→ **Stored records**:
════

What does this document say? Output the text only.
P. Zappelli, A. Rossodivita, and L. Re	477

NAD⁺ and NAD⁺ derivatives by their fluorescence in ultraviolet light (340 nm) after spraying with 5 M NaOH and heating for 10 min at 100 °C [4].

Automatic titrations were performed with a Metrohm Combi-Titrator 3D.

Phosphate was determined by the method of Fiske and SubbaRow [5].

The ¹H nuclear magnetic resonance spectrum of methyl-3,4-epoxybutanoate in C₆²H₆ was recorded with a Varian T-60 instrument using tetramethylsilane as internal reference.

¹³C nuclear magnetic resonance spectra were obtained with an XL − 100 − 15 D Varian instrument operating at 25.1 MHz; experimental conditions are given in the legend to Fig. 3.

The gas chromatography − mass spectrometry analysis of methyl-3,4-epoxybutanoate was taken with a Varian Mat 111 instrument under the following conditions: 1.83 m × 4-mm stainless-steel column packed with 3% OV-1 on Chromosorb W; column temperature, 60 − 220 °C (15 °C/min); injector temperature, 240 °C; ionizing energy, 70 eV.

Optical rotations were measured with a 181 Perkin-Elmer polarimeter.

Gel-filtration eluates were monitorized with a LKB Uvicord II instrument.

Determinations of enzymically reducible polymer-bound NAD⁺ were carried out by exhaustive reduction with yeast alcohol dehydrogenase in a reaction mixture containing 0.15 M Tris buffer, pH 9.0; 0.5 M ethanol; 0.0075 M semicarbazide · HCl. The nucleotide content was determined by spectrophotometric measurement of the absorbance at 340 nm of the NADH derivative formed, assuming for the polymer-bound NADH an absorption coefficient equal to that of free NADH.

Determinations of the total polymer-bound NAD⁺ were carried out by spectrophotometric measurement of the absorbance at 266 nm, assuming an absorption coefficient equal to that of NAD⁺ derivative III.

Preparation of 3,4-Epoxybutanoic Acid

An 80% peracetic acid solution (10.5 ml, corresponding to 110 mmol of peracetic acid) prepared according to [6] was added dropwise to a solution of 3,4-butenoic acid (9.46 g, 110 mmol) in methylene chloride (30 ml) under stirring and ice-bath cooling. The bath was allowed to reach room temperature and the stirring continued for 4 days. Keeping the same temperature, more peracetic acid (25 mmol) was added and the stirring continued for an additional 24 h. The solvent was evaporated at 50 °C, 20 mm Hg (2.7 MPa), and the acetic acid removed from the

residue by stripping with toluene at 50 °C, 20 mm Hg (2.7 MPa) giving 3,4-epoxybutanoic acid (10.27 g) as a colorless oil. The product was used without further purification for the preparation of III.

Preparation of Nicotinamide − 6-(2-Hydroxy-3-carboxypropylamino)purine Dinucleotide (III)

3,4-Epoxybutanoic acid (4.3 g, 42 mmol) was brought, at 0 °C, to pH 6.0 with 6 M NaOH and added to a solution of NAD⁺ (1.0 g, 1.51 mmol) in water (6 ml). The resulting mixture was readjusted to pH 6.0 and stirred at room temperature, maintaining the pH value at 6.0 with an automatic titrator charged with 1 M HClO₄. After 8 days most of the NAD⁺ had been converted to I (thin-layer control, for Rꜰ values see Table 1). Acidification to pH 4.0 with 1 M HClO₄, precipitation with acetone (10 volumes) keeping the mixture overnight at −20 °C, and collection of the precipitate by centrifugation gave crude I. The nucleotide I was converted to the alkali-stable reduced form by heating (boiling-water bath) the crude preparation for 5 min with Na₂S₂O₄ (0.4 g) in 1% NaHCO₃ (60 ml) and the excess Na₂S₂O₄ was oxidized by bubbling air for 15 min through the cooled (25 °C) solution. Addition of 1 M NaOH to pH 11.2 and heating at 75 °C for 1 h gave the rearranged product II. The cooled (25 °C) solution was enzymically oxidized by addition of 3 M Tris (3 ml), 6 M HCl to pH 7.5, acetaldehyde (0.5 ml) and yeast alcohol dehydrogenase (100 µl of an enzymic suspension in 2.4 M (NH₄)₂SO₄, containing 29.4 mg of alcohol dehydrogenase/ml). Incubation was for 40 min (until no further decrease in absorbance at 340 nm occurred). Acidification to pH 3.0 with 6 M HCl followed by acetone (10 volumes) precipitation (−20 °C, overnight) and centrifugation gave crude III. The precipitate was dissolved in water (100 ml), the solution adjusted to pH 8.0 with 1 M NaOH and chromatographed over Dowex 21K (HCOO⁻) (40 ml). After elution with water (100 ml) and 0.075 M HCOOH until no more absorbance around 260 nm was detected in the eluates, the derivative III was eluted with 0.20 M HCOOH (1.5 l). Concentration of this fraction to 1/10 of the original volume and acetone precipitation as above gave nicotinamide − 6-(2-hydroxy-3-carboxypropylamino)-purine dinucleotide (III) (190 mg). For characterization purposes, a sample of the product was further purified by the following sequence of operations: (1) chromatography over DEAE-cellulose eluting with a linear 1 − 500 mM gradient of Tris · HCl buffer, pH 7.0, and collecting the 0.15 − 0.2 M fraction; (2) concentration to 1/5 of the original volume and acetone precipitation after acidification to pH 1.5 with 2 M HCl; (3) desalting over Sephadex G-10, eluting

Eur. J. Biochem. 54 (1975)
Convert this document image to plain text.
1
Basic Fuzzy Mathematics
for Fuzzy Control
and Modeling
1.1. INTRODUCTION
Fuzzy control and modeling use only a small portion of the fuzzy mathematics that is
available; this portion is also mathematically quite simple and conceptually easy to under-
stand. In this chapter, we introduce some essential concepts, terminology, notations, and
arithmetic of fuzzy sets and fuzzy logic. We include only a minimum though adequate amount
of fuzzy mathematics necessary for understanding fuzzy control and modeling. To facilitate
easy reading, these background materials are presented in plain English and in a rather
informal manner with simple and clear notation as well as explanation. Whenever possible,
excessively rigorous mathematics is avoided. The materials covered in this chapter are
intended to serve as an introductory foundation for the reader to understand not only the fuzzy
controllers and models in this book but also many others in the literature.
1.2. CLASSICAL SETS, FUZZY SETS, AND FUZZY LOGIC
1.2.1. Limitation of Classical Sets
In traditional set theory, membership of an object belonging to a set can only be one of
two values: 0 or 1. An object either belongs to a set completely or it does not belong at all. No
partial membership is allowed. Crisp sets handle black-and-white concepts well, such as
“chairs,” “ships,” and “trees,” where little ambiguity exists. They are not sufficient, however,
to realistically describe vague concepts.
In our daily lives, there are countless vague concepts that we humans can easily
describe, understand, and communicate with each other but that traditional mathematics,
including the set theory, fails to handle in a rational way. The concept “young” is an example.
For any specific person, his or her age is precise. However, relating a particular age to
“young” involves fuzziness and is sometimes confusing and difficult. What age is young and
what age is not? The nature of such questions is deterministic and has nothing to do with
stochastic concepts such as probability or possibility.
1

════

→ **Written task**:
Count the lines of the data that contain the string "well", and reply with that number alone.

→ **Exercise solution**:
2